INSTRUCTION
Work out how many lines of the listing hold "કરજણ", then state only that count.

LISTING
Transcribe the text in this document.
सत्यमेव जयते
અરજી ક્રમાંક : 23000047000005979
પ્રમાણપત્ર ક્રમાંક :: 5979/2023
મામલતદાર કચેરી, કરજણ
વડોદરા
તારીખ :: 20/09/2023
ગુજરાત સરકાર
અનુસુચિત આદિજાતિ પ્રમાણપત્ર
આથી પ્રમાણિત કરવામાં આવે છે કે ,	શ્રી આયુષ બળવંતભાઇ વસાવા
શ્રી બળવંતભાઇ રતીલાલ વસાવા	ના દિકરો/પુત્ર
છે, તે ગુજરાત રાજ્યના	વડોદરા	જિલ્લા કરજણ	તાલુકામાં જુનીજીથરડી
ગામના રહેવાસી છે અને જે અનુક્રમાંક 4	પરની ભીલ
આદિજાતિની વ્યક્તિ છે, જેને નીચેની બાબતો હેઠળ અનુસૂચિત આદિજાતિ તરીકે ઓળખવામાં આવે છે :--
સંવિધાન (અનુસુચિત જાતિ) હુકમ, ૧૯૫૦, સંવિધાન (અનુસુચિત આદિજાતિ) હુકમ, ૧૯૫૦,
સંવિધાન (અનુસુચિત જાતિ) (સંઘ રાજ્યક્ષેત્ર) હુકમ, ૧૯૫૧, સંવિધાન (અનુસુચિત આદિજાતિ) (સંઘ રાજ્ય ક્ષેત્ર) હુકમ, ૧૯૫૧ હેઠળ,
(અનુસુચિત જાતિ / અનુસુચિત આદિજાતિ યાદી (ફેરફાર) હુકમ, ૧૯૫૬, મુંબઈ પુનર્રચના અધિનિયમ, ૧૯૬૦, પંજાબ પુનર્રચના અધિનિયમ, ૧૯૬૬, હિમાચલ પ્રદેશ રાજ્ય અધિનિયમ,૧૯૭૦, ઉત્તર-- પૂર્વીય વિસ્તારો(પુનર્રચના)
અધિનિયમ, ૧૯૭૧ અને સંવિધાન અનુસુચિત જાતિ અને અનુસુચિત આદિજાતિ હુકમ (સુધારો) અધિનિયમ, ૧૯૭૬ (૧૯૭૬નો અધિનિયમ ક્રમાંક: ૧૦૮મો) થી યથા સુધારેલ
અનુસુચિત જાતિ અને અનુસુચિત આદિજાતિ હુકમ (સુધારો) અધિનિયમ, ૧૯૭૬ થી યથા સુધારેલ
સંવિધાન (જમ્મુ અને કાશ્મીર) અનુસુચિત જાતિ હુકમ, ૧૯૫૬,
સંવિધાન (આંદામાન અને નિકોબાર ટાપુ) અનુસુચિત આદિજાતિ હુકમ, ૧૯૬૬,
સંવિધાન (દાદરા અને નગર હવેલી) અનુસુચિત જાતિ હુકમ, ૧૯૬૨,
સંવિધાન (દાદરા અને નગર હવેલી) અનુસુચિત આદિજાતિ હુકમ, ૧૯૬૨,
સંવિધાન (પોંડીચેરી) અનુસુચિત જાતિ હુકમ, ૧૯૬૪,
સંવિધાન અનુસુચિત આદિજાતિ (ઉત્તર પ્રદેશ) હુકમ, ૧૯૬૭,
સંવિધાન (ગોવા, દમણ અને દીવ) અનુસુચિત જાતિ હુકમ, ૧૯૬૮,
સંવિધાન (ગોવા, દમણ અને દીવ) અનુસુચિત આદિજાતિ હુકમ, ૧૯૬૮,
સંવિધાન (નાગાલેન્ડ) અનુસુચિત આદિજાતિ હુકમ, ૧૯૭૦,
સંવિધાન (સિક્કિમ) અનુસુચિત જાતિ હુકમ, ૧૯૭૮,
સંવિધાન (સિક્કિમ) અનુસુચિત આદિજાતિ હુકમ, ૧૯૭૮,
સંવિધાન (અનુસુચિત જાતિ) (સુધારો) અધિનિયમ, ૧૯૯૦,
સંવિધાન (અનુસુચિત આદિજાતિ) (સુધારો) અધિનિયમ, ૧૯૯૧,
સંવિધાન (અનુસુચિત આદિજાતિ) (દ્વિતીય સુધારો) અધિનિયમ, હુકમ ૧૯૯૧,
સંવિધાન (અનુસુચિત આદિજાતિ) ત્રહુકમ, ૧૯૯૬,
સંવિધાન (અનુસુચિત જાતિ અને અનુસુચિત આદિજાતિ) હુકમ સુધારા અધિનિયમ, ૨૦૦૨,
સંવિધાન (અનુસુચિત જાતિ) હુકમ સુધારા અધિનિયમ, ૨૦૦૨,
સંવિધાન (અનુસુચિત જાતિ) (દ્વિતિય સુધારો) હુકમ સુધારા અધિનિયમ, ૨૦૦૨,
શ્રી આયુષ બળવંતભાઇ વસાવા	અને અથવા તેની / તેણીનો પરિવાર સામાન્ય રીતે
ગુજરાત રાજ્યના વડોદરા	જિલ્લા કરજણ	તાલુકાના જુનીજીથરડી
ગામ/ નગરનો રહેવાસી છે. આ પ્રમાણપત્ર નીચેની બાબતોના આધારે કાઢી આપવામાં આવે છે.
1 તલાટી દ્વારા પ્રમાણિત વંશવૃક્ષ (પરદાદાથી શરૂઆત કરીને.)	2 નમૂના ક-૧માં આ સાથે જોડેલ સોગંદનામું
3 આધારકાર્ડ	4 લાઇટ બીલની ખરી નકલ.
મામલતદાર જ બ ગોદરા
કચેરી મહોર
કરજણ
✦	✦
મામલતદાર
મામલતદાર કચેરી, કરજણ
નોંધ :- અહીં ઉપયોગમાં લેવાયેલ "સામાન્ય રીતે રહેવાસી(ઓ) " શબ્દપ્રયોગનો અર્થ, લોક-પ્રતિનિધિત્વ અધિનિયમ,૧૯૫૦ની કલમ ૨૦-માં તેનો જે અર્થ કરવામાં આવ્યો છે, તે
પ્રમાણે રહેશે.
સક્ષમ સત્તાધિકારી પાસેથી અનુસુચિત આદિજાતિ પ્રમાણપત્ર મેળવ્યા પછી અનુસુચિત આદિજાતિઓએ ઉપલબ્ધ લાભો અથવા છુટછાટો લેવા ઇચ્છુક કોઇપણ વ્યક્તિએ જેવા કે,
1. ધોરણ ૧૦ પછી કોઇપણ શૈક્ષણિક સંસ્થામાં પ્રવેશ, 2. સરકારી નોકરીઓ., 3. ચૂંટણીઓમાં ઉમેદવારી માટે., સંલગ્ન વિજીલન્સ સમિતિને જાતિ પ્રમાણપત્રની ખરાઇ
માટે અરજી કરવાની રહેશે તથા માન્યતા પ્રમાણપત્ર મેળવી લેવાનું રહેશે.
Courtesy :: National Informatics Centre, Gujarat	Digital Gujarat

RESULT OF THIS EXERCISE
5